— Instruction —
Leave out the images; return the rest of the data exactly.

(Extracts from a graphics dataset)

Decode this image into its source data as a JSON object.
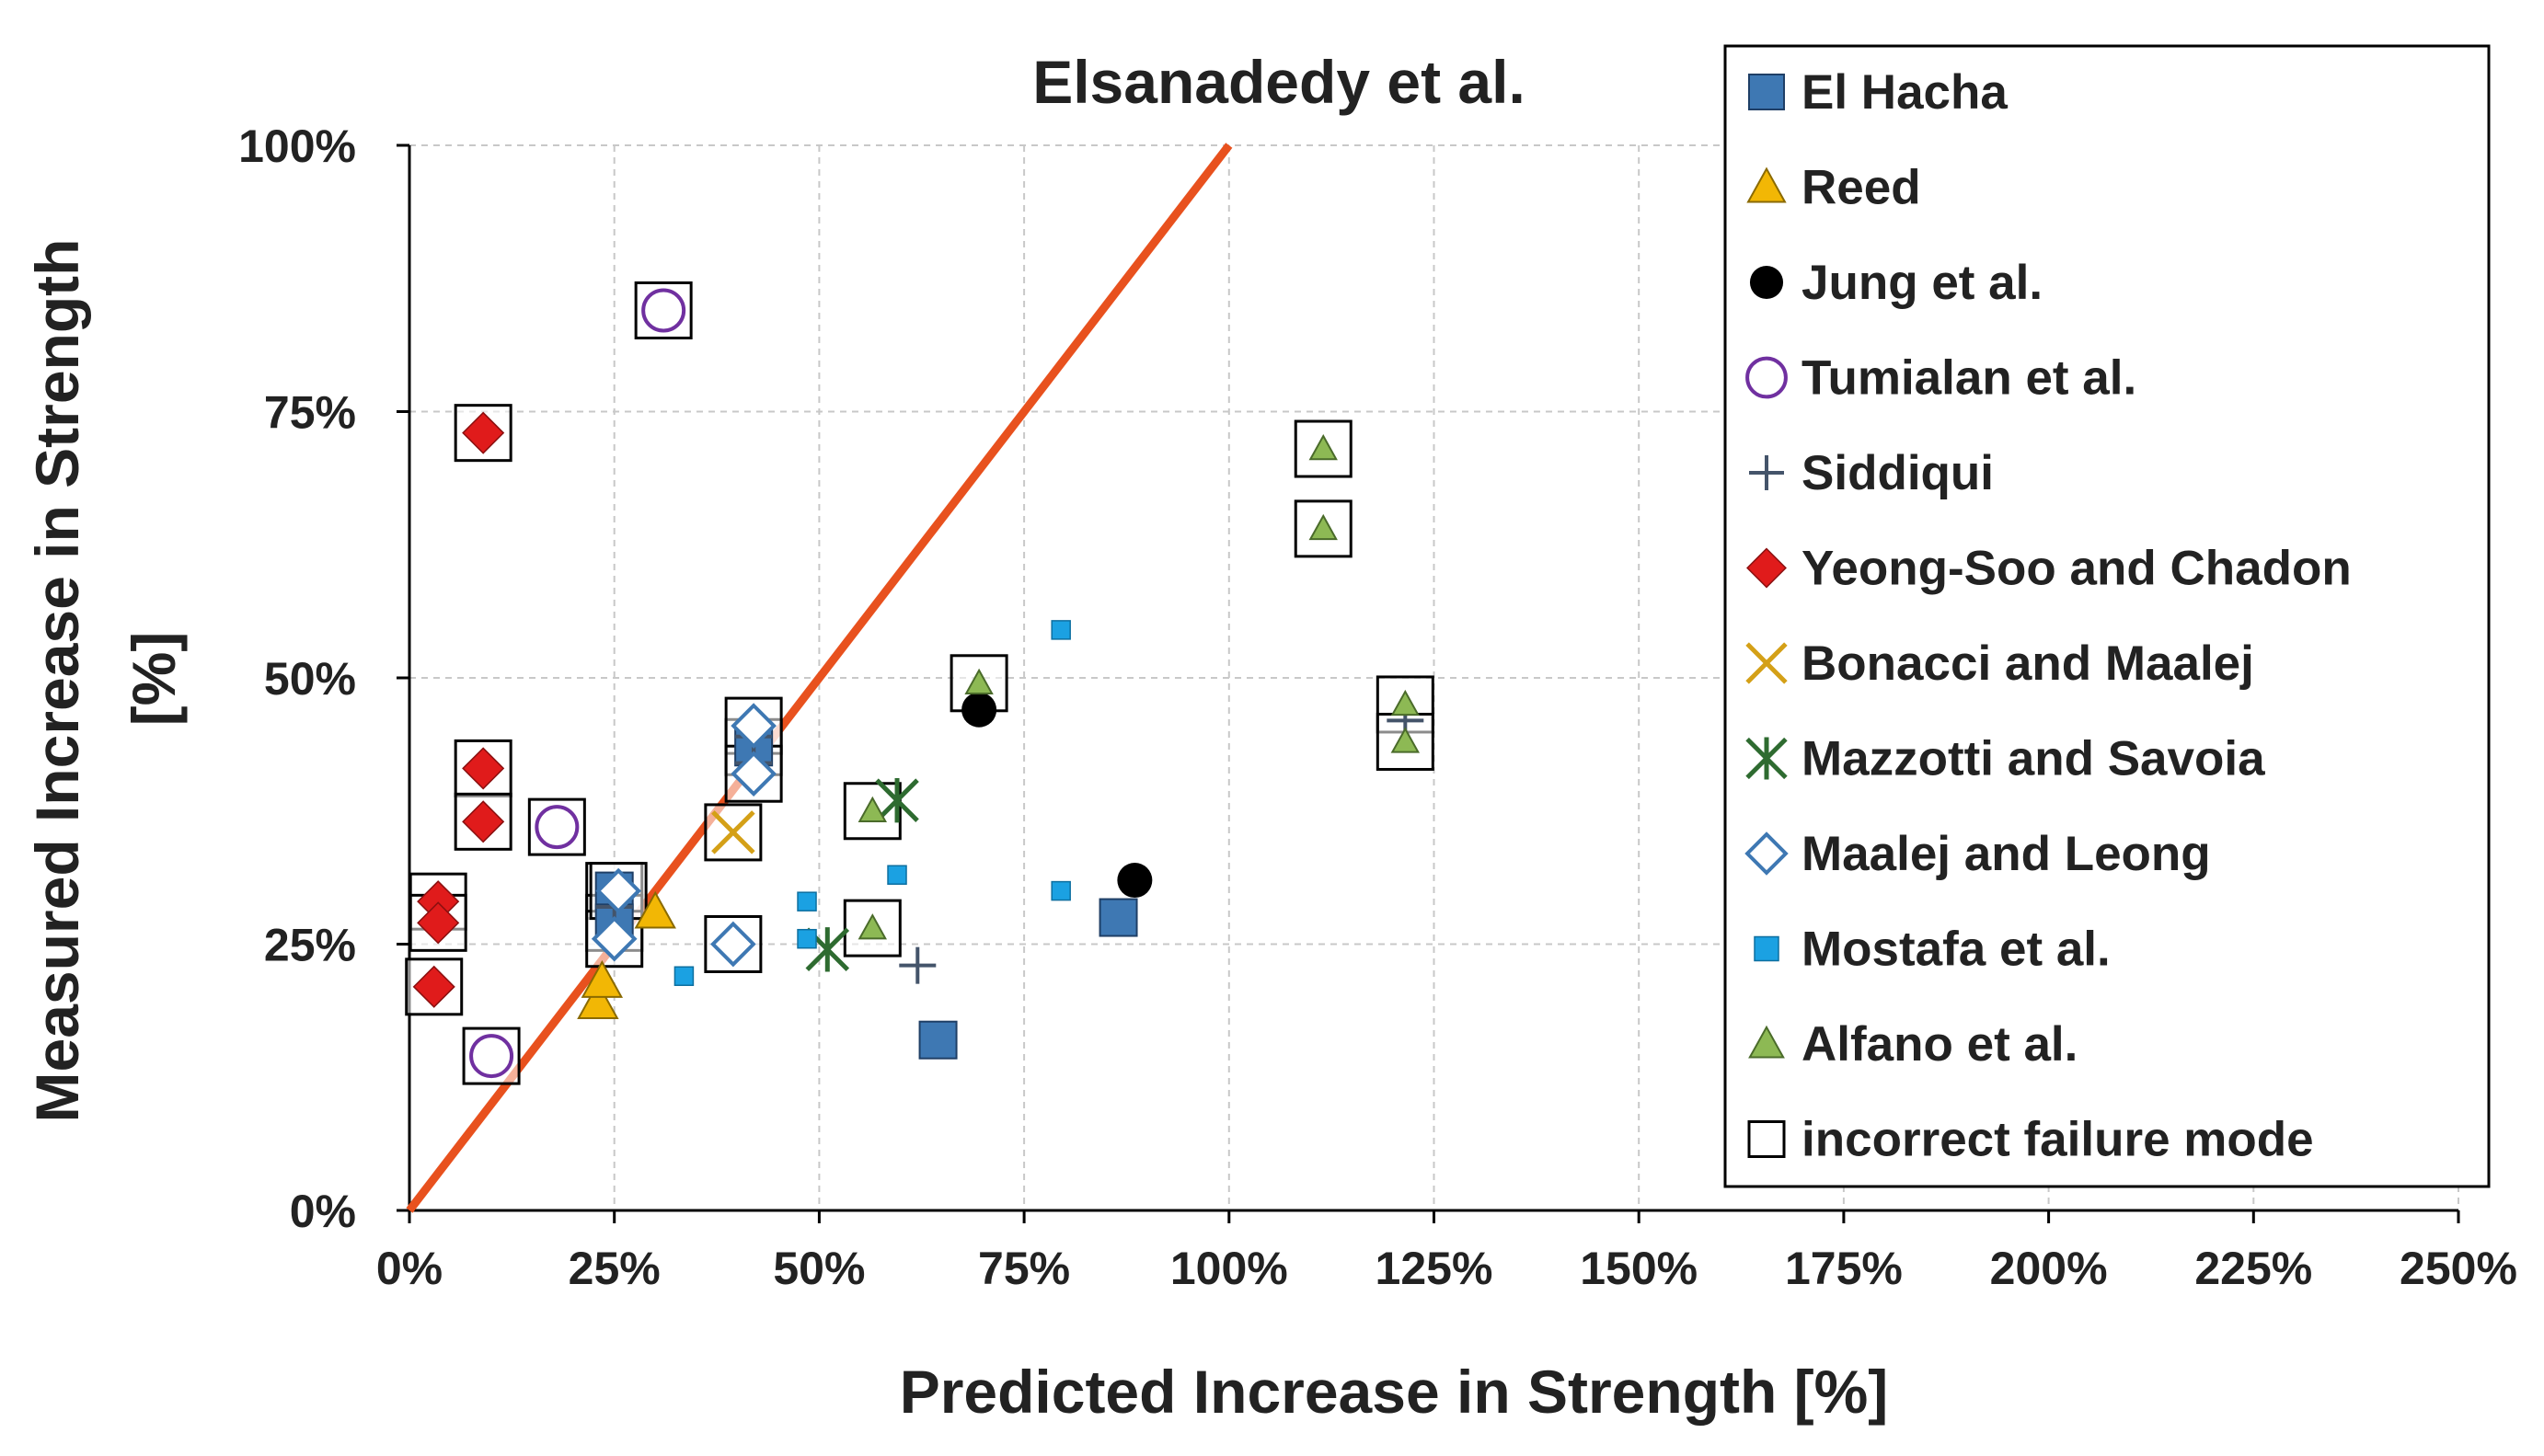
{
  "chart_data": {
    "type": "scatter",
    "title": "Elsanadedy et al.",
    "xlabel": "Predicted Increase in Strength [%]",
    "ylabel_lines": [
      "Measured Increase in Strength",
      "[%]"
    ],
    "xlim": [
      0,
      250
    ],
    "ylim": [
      0,
      100
    ],
    "x_ticks": [
      0,
      25,
      50,
      75,
      100,
      125,
      150,
      175,
      200,
      225,
      250
    ],
    "y_ticks": [
      0,
      25,
      50,
      75,
      100
    ],
    "x_tick_labels": [
      "0%",
      "25%",
      "50%",
      "75%",
      "100%",
      "125%",
      "150%",
      "175%",
      "200%",
      "225%",
      "250%"
    ],
    "y_tick_labels": [
      "0%",
      "25%",
      "50%",
      "75%",
      "100%"
    ],
    "grid": true,
    "reference_line": {
      "name": "1:1 line",
      "from": [
        0,
        0
      ],
      "to": [
        100,
        100
      ],
      "color": "#E8511E"
    },
    "legend_position": "right",
    "series": [
      {
        "name": "El Hacha",
        "marker": "square",
        "color": "#3E78B3",
        "points": [
          {
            "x": 86.5,
            "y": 27.5
          },
          {
            "x": 64.5,
            "y": 16
          },
          {
            "x": 25,
            "y": 30,
            "boxed": true
          },
          {
            "x": 25,
            "y": 27,
            "boxed": true
          },
          {
            "x": 42,
            "y": 43.5,
            "boxed": true
          }
        ]
      },
      {
        "name": "Reed",
        "marker": "triangle",
        "color": "#F2B705",
        "points": [
          {
            "x": 23,
            "y": 19.5
          },
          {
            "x": 23.5,
            "y": 21.5
          },
          {
            "x": 30,
            "y": 28
          }
        ]
      },
      {
        "name": "Jung et al.",
        "marker": "circle-filled",
        "color": "#000000",
        "points": [
          {
            "x": 69.5,
            "y": 47
          },
          {
            "x": 88.5,
            "y": 31
          }
        ]
      },
      {
        "name": "Tumialan et al.",
        "marker": "circle-open",
        "color": "#7030A0",
        "points": [
          {
            "x": 31,
            "y": 84.5,
            "boxed": true
          },
          {
            "x": 18,
            "y": 36,
            "boxed": true
          },
          {
            "x": 10,
            "y": 14.5,
            "boxed": true
          }
        ]
      },
      {
        "name": "Siddiqui",
        "marker": "plus",
        "color": "#44546A",
        "points": [
          {
            "x": 62,
            "y": 23
          },
          {
            "x": 42,
            "y": 42
          },
          {
            "x": 42,
            "y": 44.5
          },
          {
            "x": 25,
            "y": 28.5
          },
          {
            "x": 121.5,
            "y": 46
          }
        ]
      },
      {
        "name": "Yeong-Soo and Chadon",
        "marker": "diamond",
        "color": "#E01B1B",
        "points": [
          {
            "x": 9,
            "y": 73,
            "boxed": true
          },
          {
            "x": 9,
            "y": 41.5,
            "boxed": true
          },
          {
            "x": 9,
            "y": 36.5,
            "boxed": true
          },
          {
            "x": 3.5,
            "y": 29,
            "boxed": true
          },
          {
            "x": 3.5,
            "y": 27,
            "boxed": true
          },
          {
            "x": 3,
            "y": 21,
            "boxed": true
          }
        ]
      },
      {
        "name": "Bonacci and Maalej",
        "marker": "x",
        "color": "#D4A017",
        "points": [
          {
            "x": 39.5,
            "y": 35.5,
            "boxed": true
          }
        ]
      },
      {
        "name": "Mazzotti and Savoia",
        "marker": "star",
        "color": "#2E6B30",
        "points": [
          {
            "x": 59.5,
            "y": 38.5
          },
          {
            "x": 51,
            "y": 24.5
          }
        ]
      },
      {
        "name": "Maalej and Leong",
        "marker": "diamond-open",
        "color": "#3E78B3",
        "points": [
          {
            "x": 39.5,
            "y": 25,
            "boxed": true
          },
          {
            "x": 42,
            "y": 45.5,
            "boxed": true
          },
          {
            "x": 42,
            "y": 41,
            "boxed": true
          },
          {
            "x": 25,
            "y": 25.5,
            "boxed": true
          },
          {
            "x": 25.5,
            "y": 30,
            "boxed": true
          }
        ]
      },
      {
        "name": "Mostafa et al.",
        "marker": "square-small",
        "color": "#1BA1E2",
        "points": [
          {
            "x": 79.5,
            "y": 54.5
          },
          {
            "x": 79.5,
            "y": 30
          },
          {
            "x": 59.5,
            "y": 31.5
          },
          {
            "x": 48.5,
            "y": 29
          },
          {
            "x": 48.5,
            "y": 25.5
          },
          {
            "x": 33.5,
            "y": 22
          }
        ]
      },
      {
        "name": "Alfano et al.",
        "marker": "triangle-small",
        "color": "#8DB954",
        "points": [
          {
            "x": 111.5,
            "y": 71.5,
            "boxed": true
          },
          {
            "x": 111.5,
            "y": 64,
            "boxed": true
          },
          {
            "x": 121.5,
            "y": 47.5,
            "boxed": true
          },
          {
            "x": 121.5,
            "y": 44,
            "boxed": true
          },
          {
            "x": 69.5,
            "y": 49.5,
            "boxed": true
          },
          {
            "x": 56.5,
            "y": 37.5,
            "boxed": true
          },
          {
            "x": 56.5,
            "y": 26.5,
            "boxed": true
          }
        ]
      },
      {
        "name": "incorrect failure mode",
        "marker": "box-open",
        "color": "#000000",
        "points": []
      }
    ]
  }
}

— Final result —
Decode this image into its source data as a JSON object.
{
  "chart_data": {
    "type": "scatter",
    "title": "Elsanadedy et al.",
    "xlabel": "Predicted Increase in Strength [%]",
    "ylabel_lines": [
      "Measured Increase in Strength",
      "[%]"
    ],
    "xlim": [
      0,
      250
    ],
    "ylim": [
      0,
      100
    ],
    "x_ticks": [
      0,
      25,
      50,
      75,
      100,
      125,
      150,
      175,
      200,
      225,
      250
    ],
    "y_ticks": [
      0,
      25,
      50,
      75,
      100
    ],
    "x_tick_labels": [
      "0%",
      "25%",
      "50%",
      "75%",
      "100%",
      "125%",
      "150%",
      "175%",
      "200%",
      "225%",
      "250%"
    ],
    "y_tick_labels": [
      "0%",
      "25%",
      "50%",
      "75%",
      "100%"
    ],
    "grid": true,
    "reference_line": {
      "name": "1:1 line",
      "from": [
        0,
        0
      ],
      "to": [
        100,
        100
      ],
      "color": "#E8511E"
    },
    "legend_position": "right",
    "series": [
      {
        "name": "El Hacha",
        "marker": "square",
        "color": "#3E78B3",
        "points": [
          {
            "x": 86.5,
            "y": 27.5
          },
          {
            "x": 64.5,
            "y": 16
          },
          {
            "x": 25,
            "y": 30,
            "boxed": true
          },
          {
            "x": 25,
            "y": 27,
            "boxed": true
          },
          {
            "x": 42,
            "y": 43.5,
            "boxed": true
          }
        ]
      },
      {
        "name": "Reed",
        "marker": "triangle",
        "color": "#F2B705",
        "points": [
          {
            "x": 23,
            "y": 19.5
          },
          {
            "x": 23.5,
            "y": 21.5
          },
          {
            "x": 30,
            "y": 28
          }
        ]
      },
      {
        "name": "Jung et al.",
        "marker": "circle-filled",
        "color": "#000000",
        "points": [
          {
            "x": 69.5,
            "y": 47
          },
          {
            "x": 88.5,
            "y": 31
          }
        ]
      },
      {
        "name": "Tumialan et al.",
        "marker": "circle-open",
        "color": "#7030A0",
        "points": [
          {
            "x": 31,
            "y": 84.5,
            "boxed": true
          },
          {
            "x": 18,
            "y": 36,
            "boxed": true
          },
          {
            "x": 10,
            "y": 14.5,
            "boxed": true
          }
        ]
      },
      {
        "name": "Siddiqui",
        "marker": "plus",
        "color": "#44546A",
        "points": [
          {
            "x": 62,
            "y": 23
          },
          {
            "x": 42,
            "y": 42
          },
          {
            "x": 42,
            "y": 44.5
          },
          {
            "x": 25,
            "y": 28.5
          },
          {
            "x": 121.5,
            "y": 46
          }
        ]
      },
      {
        "name": "Yeong-Soo and Chadon",
        "marker": "diamond",
        "color": "#E01B1B",
        "points": [
          {
            "x": 9,
            "y": 73,
            "boxed": true
          },
          {
            "x": 9,
            "y": 41.5,
            "boxed": true
          },
          {
            "x": 9,
            "y": 36.5,
            "boxed": true
          },
          {
            "x": 3.5,
            "y": 29,
            "boxed": true
          },
          {
            "x": 3.5,
            "y": 27,
            "boxed": true
          },
          {
            "x": 3,
            "y": 21,
            "boxed": true
          }
        ]
      },
      {
        "name": "Bonacci and Maalej",
        "marker": "x",
        "color": "#D4A017",
        "points": [
          {
            "x": 39.5,
            "y": 35.5,
            "boxed": true
          }
        ]
      },
      {
        "name": "Mazzotti and Savoia",
        "marker": "star",
        "color": "#2E6B30",
        "points": [
          {
            "x": 59.5,
            "y": 38.5
          },
          {
            "x": 51,
            "y": 24.5
          }
        ]
      },
      {
        "name": "Maalej and Leong",
        "marker": "diamond-open",
        "color": "#3E78B3",
        "points": [
          {
            "x": 39.5,
            "y": 25,
            "boxed": true
          },
          {
            "x": 42,
            "y": 45.5,
            "boxed": true
          },
          {
            "x": 42,
            "y": 41,
            "boxed": true
          },
          {
            "x": 25,
            "y": 25.5,
            "boxed": true
          },
          {
            "x": 25.5,
            "y": 30,
            "boxed": true
          }
        ]
      },
      {
        "name": "Mostafa et al.",
        "marker": "square-small",
        "color": "#1BA1E2",
        "points": [
          {
            "x": 79.5,
            "y": 54.5
          },
          {
            "x": 79.5,
            "y": 30
          },
          {
            "x": 59.5,
            "y": 31.5
          },
          {
            "x": 48.5,
            "y": 29
          },
          {
            "x": 48.5,
            "y": 25.5
          },
          {
            "x": 33.5,
            "y": 22
          }
        ]
      },
      {
        "name": "Alfano et al.",
        "marker": "triangle-small",
        "color": "#8DB954",
        "points": [
          {
            "x": 111.5,
            "y": 71.5,
            "boxed": true
          },
          {
            "x": 111.5,
            "y": 64,
            "boxed": true
          },
          {
            "x": 121.5,
            "y": 47.5,
            "boxed": true
          },
          {
            "x": 121.5,
            "y": 44,
            "boxed": true
          },
          {
            "x": 69.5,
            "y": 49.5,
            "boxed": true
          },
          {
            "x": 56.5,
            "y": 37.5,
            "boxed": true
          },
          {
            "x": 56.5,
            "y": 26.5,
            "boxed": true
          }
        ]
      },
      {
        "name": "incorrect failure mode",
        "marker": "box-open",
        "color": "#000000",
        "points": []
      }
    ]
  }
}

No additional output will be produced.